▶ **Exercise brief**
Pull out every line from the rows below and copy each one exactly, without the picture lines.

────

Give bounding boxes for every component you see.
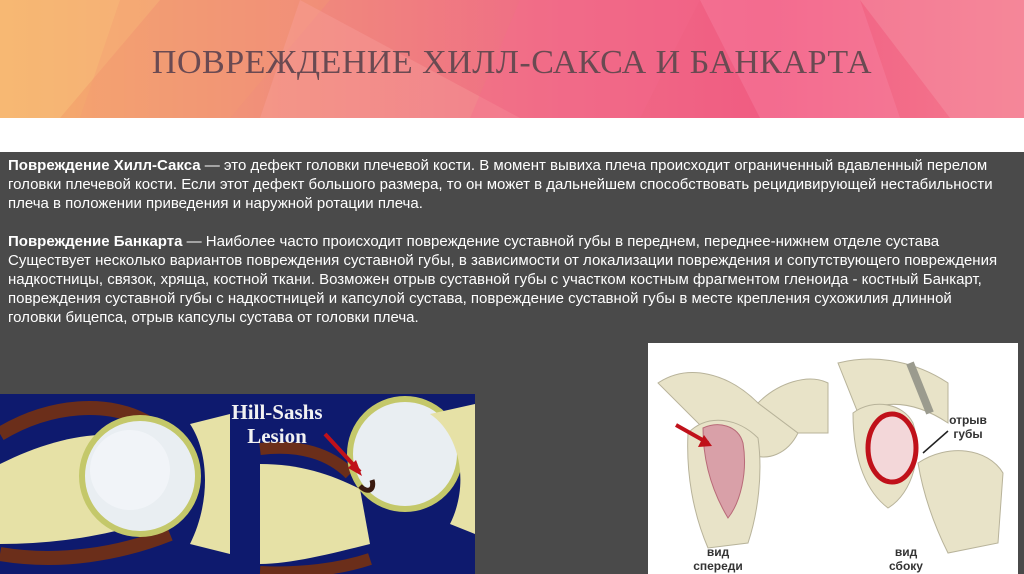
hill-sachs-term: Повреждение Хилл-Сакса — [8, 157, 201, 174]
front-caption-line1: вид — [706, 545, 730, 559]
hill-sachs-paragraph — [8, 156, 1008, 213]
bankart-illustration — [648, 343, 1018, 574]
annotation-line1: отрыв — [949, 413, 987, 427]
bankart-text: — Наиболее часто происходит повреждение суставной губы в переднем, переднее-нижнем отделе сустава Существует несколько вариантов повреждения суставной губы, в зависимости от локализации повреждения и сопутствующего повреждения надкостницы, связок, хряща, костной ткани. Возможен отрыв суставной губы с участком костным фрагментом гленоида - костный Банкарт, повреждения суставной губы с надкостницей и капсулой сустава, повреждение суставной губы в месте крепления сухожилия длинной головки бицепса, отрыв капсулы сустава от головки плеча. — [8, 233, 998, 326]
hill-sachs-label-line1: Hill-Sashs — [231, 400, 323, 424]
slide-title: ПОВРЕЖДЕНИЕ ХИЛЛ-САКСА И БАНКАРТА — [151, 44, 873, 81]
bankart-term: Повреждение Банкарта — [8, 233, 183, 250]
hill-sachs-label-line2: Lesion — [247, 424, 307, 448]
side-caption-line1: вид — [894, 545, 918, 559]
hill-sachs-illustration — [0, 394, 475, 574]
annotation-line2: губы — [953, 427, 983, 441]
side-caption-line2: сбоку — [889, 559, 923, 573]
title-banner — [0, 0, 1024, 118]
bankart-paragraph — [8, 232, 1008, 327]
side-view-caption — [876, 545, 936, 573]
front-caption-line2: спереди — [693, 559, 743, 573]
labrum-tear-annotation — [938, 413, 998, 441]
bankart-drawing — [648, 343, 1018, 574]
hill-sachs-figure-label — [212, 400, 342, 448]
front-view-caption — [688, 545, 748, 573]
hill-sachs-text: — это дефект головки плечевой кости. В момент вывиха плеча происходит ограниченный вдавленный перелом головки плечевой кости. Если этот дефект большого размера, то он может в дальнейшем способствовать рецидивирующей нестабильности плеча в положении приведения и наружной ротации плеча. — [8, 157, 993, 212]
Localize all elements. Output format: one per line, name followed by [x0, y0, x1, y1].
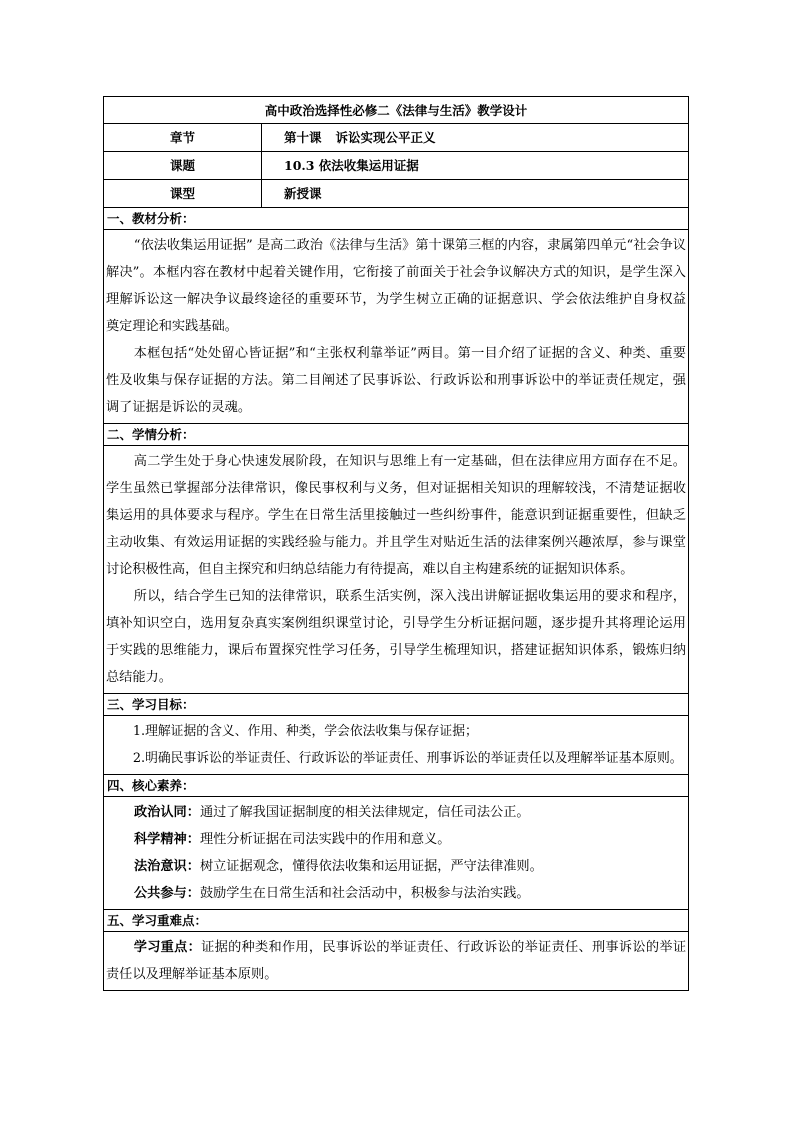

────

▶ **Output for this exercise**
Give bounding boxes for every component you see.
hill-sachs-term: Повреждение Хилл-Сакса — [8, 157, 201, 174]
front-caption-line1: вид — [706, 545, 730, 559]
hill-sachs-paragraph — [8, 156, 1008, 213]
bankart-illustration — [648, 343, 1018, 574]
annotation-line1: отрыв — [949, 413, 987, 427]
bankart-text: — Наиболее часто происходит повреждение суставной губы в переднем, переднее-нижнем отделе сустава Существует несколько вариантов повреждения суставной губы, в зависимости от локализации повреждения и сопутствующего повреждения надкостницы, связок, хряща, костной ткани. Возможен отрыв суставной губы с участком костным фрагментом гленоида - костный Банкарт, повреждения суставной губы с надкостницей и капсулой сустава, повреждение суставной губы в месте крепления сухожилия длинной головки бицепса, отрыв капсулы сустава от головки плеча. — [8, 233, 998, 326]
hill-sachs-label-line1: Hill-Sashs — [231, 400, 323, 424]
slide-title: ПОВРЕЖДЕНИЕ ХИЛЛ-САКСА И БАНКАРТА — [151, 44, 873, 81]
bankart-term: Повреждение Банкарта — [8, 233, 183, 250]
hill-sachs-label-line2: Lesion — [247, 424, 307, 448]
side-caption-line1: вид — [894, 545, 918, 559]
hill-sachs-illustration — [0, 394, 475, 574]
annotation-line2: губы — [953, 427, 983, 441]
side-caption-line2: сбоку — [889, 559, 923, 573]
title-banner — [0, 0, 1024, 118]
bankart-paragraph — [8, 232, 1008, 327]
side-view-caption — [876, 545, 936, 573]
front-caption-line2: спереди — [693, 559, 743, 573]
labrum-tear-annotation — [938, 413, 998, 441]
bankart-drawing — [648, 343, 1018, 574]
hill-sachs-figure-label — [212, 400, 342, 448]
front-view-caption — [688, 545, 748, 573]
hill-sachs-text: — это дефект головки плечевой кости. В момент вывиха плеча происходит ограниченный вдавленный перелом головки плечевой кости. Если этот дефект большого размера, то он может в дальнейшем способствовать рецидивирующей нестабильности плеча в положении приведения и наружной ротации плеча. — [8, 157, 993, 212]
Localize all elements. Output format: one per line, name followed by [x0, y0, x1, y1].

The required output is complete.